▸ Request:
Extract and list every line that contains the word "style".

[start]

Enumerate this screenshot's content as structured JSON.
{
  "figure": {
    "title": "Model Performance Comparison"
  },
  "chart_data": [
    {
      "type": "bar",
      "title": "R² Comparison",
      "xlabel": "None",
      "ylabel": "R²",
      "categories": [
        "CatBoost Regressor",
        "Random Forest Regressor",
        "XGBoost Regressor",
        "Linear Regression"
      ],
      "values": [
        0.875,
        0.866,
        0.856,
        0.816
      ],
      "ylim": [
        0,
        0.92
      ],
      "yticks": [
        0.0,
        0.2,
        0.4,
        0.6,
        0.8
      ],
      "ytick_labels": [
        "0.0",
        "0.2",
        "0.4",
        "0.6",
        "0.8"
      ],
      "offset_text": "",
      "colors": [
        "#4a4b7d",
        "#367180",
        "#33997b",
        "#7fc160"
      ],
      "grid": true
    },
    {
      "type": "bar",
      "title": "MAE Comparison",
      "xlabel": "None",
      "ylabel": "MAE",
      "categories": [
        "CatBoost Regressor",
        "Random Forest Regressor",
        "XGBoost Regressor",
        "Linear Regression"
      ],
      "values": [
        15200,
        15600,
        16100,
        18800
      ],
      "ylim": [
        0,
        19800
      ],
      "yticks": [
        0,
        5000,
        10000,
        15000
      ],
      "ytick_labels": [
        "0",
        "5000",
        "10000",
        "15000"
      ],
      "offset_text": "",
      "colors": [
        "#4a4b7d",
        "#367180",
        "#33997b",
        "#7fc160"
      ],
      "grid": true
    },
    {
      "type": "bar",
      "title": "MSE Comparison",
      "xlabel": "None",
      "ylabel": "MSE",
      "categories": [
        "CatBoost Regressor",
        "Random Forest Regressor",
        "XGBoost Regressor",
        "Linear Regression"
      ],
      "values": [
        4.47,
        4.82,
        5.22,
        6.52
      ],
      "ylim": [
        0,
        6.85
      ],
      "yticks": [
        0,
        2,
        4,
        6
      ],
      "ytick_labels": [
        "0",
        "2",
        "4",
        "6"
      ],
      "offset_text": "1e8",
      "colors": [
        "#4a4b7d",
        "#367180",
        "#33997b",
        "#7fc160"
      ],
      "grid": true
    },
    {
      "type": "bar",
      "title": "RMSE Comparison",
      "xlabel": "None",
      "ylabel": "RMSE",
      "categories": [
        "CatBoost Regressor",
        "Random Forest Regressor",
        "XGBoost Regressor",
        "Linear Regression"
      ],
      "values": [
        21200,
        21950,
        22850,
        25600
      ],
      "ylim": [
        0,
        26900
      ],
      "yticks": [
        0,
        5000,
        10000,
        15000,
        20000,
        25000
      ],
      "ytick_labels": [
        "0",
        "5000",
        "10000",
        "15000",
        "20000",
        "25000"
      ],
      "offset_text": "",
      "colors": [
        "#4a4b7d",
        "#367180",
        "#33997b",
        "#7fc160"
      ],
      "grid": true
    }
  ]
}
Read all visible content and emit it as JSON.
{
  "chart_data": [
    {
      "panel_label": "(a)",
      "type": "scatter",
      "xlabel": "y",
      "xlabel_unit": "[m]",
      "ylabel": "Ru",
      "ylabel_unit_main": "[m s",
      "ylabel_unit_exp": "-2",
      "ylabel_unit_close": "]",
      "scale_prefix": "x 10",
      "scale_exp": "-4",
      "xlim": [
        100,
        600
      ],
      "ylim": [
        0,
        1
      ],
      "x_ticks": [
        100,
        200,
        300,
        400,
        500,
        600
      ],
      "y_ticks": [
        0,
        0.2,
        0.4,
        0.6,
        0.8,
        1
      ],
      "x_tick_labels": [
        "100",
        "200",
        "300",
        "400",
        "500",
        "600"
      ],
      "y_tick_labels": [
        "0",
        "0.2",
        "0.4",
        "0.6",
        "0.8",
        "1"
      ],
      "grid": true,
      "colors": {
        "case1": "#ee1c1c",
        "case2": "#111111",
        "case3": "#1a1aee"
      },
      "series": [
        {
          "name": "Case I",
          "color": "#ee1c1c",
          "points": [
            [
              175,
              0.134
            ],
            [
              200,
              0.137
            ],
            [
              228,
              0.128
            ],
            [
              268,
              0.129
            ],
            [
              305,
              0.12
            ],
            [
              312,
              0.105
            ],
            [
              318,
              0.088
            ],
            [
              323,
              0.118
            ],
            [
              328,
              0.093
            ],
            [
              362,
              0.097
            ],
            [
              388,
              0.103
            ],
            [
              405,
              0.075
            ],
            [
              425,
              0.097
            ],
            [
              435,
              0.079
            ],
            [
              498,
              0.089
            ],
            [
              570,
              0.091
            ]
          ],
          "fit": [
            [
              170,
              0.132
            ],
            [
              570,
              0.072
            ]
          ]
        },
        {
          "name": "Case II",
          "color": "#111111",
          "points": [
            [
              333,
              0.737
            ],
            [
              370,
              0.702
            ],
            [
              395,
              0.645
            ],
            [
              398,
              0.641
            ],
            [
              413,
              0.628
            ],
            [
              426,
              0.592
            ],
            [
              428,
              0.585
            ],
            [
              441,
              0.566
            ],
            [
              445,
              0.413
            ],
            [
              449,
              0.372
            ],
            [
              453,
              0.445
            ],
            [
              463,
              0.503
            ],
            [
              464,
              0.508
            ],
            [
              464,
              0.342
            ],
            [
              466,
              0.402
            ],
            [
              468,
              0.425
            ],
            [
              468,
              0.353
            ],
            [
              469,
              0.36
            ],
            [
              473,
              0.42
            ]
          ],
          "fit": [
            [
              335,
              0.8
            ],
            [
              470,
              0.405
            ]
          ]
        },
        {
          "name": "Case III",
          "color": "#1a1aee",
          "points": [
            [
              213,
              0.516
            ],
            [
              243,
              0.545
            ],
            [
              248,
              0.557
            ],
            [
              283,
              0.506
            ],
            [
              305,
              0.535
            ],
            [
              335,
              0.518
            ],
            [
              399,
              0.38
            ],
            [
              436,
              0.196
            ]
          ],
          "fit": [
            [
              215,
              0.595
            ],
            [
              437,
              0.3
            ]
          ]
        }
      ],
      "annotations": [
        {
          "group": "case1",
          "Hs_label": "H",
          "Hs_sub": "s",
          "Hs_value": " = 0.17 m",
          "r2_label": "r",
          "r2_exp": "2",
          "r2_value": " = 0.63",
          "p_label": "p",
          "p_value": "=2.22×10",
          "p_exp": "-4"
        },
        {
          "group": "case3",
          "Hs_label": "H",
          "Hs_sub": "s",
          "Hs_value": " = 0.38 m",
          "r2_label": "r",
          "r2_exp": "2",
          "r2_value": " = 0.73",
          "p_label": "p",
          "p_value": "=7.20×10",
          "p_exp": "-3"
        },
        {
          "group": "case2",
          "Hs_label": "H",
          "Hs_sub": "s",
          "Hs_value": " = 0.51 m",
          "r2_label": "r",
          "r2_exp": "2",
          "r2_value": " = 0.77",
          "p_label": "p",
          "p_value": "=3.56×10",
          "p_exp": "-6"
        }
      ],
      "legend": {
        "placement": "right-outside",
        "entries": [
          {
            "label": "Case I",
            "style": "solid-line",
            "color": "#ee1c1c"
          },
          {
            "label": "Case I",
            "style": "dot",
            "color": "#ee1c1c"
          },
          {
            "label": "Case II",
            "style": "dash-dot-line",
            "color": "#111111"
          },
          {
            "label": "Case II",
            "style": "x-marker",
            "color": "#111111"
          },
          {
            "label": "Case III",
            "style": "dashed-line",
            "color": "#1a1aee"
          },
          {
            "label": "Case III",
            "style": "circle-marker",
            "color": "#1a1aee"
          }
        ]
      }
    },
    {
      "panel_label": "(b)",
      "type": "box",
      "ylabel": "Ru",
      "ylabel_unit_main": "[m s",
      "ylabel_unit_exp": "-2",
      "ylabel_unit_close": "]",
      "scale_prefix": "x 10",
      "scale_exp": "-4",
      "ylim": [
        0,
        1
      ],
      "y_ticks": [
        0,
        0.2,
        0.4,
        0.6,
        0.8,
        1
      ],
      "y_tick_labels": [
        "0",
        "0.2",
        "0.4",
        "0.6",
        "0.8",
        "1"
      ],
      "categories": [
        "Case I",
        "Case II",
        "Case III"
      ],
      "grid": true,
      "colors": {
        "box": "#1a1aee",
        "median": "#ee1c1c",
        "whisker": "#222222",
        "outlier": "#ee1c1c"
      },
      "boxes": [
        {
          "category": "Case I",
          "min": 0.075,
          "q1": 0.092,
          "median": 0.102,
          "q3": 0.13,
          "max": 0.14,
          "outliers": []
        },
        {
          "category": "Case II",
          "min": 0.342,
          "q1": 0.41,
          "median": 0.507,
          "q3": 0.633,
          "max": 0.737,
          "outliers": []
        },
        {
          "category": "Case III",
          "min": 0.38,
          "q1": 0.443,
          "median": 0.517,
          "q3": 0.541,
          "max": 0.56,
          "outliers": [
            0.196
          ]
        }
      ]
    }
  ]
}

[end]

▸ Written reply:
            "style": "solid-line",
            "style": "dot",
            "style": "dash-dot-line",
            "style": "x-marker",
            "style": "dashed-line",
            "style": "circle-marker",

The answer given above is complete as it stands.